[Element region listings]

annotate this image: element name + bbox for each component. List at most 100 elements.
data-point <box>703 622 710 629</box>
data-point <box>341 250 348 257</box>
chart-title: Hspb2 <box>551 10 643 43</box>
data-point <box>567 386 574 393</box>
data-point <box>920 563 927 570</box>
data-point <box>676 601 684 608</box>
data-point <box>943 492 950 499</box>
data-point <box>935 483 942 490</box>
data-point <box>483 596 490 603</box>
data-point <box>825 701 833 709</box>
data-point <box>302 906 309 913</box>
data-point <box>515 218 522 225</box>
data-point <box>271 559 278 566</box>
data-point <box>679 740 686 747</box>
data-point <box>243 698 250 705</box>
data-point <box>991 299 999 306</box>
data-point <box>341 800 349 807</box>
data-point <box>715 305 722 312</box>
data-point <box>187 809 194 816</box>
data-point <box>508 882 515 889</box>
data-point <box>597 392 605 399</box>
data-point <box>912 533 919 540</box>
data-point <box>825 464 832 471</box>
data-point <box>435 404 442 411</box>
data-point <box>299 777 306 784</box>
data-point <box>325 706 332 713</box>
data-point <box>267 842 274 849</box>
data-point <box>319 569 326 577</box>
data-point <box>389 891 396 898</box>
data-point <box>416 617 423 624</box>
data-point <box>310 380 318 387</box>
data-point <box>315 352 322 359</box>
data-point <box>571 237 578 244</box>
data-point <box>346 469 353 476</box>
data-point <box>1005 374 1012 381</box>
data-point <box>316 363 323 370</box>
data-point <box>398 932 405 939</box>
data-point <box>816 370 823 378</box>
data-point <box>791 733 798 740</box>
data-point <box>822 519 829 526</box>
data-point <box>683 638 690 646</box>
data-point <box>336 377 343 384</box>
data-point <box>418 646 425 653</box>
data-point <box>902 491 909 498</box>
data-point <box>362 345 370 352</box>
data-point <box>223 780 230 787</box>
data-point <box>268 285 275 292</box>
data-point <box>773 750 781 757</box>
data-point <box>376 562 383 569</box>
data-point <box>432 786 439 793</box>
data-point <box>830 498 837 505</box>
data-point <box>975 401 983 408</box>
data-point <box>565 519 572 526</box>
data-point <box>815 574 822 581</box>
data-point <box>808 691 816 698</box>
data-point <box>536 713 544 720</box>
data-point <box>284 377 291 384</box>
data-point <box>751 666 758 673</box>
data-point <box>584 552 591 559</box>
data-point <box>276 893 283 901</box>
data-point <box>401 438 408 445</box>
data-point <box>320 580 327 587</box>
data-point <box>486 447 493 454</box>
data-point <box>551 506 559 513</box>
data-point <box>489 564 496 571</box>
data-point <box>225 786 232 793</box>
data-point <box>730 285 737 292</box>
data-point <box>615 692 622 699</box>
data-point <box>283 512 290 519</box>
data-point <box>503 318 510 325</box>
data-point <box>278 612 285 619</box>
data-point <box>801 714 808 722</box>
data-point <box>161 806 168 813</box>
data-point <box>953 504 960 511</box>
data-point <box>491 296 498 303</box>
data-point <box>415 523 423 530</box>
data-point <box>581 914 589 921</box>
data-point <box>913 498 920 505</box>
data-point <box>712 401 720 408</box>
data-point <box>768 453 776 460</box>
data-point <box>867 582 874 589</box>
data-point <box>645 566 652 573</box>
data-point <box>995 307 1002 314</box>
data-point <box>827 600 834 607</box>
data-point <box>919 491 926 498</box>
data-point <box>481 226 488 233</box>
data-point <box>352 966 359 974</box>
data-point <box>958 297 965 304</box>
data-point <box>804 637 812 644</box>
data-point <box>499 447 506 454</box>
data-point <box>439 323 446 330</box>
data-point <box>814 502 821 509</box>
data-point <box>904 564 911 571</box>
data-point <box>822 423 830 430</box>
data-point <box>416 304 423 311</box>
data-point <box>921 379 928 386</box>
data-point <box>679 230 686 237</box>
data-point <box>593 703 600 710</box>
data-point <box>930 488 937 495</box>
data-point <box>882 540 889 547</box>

## WHAT IS REQUIRED
Please update the data above by changing every "data-point" to "marker", leaving everything else as it is.

## FINISHED ANSWER
annotate this image: element name + bbox for each component. List at most 100 elements.
marker <box>703 622 710 629</box>
marker <box>341 250 348 257</box>
chart-title: Hspb2 <box>551 10 643 43</box>
marker <box>567 386 574 393</box>
marker <box>920 563 927 570</box>
marker <box>676 601 684 608</box>
marker <box>943 492 950 499</box>
marker <box>935 483 942 490</box>
marker <box>483 596 490 603</box>
marker <box>825 701 833 709</box>
marker <box>302 906 309 913</box>
marker <box>515 218 522 225</box>
marker <box>271 559 278 566</box>
marker <box>679 740 686 747</box>
marker <box>243 698 250 705</box>
marker <box>991 299 999 306</box>
marker <box>341 800 349 807</box>
marker <box>715 305 722 312</box>
marker <box>187 809 194 816</box>
marker <box>508 882 515 889</box>
marker <box>597 392 605 399</box>
marker <box>912 533 919 540</box>
marker <box>825 464 832 471</box>
marker <box>435 404 442 411</box>
marker <box>299 777 306 784</box>
marker <box>325 706 332 713</box>
marker <box>267 842 274 849</box>
marker <box>319 569 326 577</box>
marker <box>389 891 396 898</box>
marker <box>416 617 423 624</box>
marker <box>310 380 318 387</box>
marker <box>315 352 322 359</box>
marker <box>571 237 578 244</box>
marker <box>346 469 353 476</box>
marker <box>1005 374 1012 381</box>
marker <box>316 363 323 370</box>
marker <box>398 932 405 939</box>
marker <box>816 370 823 378</box>
marker <box>791 733 798 740</box>
marker <box>822 519 829 526</box>
marker <box>683 638 690 646</box>
marker <box>336 377 343 384</box>
marker <box>418 646 425 653</box>
marker <box>902 491 909 498</box>
marker <box>362 345 370 352</box>
marker <box>223 780 230 787</box>
marker <box>268 285 275 292</box>
marker <box>773 750 781 757</box>
marker <box>376 562 383 569</box>
marker <box>432 786 439 793</box>
marker <box>830 498 837 505</box>
marker <box>975 401 983 408</box>
marker <box>565 519 572 526</box>
marker <box>815 574 822 581</box>
marker <box>808 691 816 698</box>
marker <box>536 713 544 720</box>
marker <box>284 377 291 384</box>
marker <box>751 666 758 673</box>
marker <box>584 552 591 559</box>
marker <box>276 893 283 901</box>
marker <box>401 438 408 445</box>
marker <box>320 580 327 587</box>
marker <box>486 447 493 454</box>
marker <box>551 506 559 513</box>
marker <box>489 564 496 571</box>
marker <box>225 786 232 793</box>
marker <box>730 285 737 292</box>
marker <box>615 692 622 699</box>
marker <box>283 512 290 519</box>
marker <box>503 318 510 325</box>
marker <box>278 612 285 619</box>
marker <box>801 714 808 722</box>
marker <box>161 806 168 813</box>
marker <box>953 504 960 511</box>
marker <box>491 296 498 303</box>
marker <box>415 523 423 530</box>
marker <box>581 914 589 921</box>
marker <box>913 498 920 505</box>
marker <box>712 401 720 408</box>
marker <box>768 453 776 460</box>
marker <box>867 582 874 589</box>
marker <box>645 566 652 573</box>
marker <box>995 307 1002 314</box>
marker <box>827 600 834 607</box>
marker <box>919 491 926 498</box>
marker <box>481 226 488 233</box>
marker <box>352 966 359 974</box>
marker <box>958 297 965 304</box>
marker <box>804 637 812 644</box>
marker <box>499 447 506 454</box>
marker <box>439 323 446 330</box>
marker <box>814 502 821 509</box>
marker <box>904 564 911 571</box>
marker <box>822 423 830 430</box>
marker <box>416 304 423 311</box>
marker <box>921 379 928 386</box>
marker <box>679 230 686 237</box>
marker <box>593 703 600 710</box>
marker <box>930 488 937 495</box>
marker <box>882 540 889 547</box>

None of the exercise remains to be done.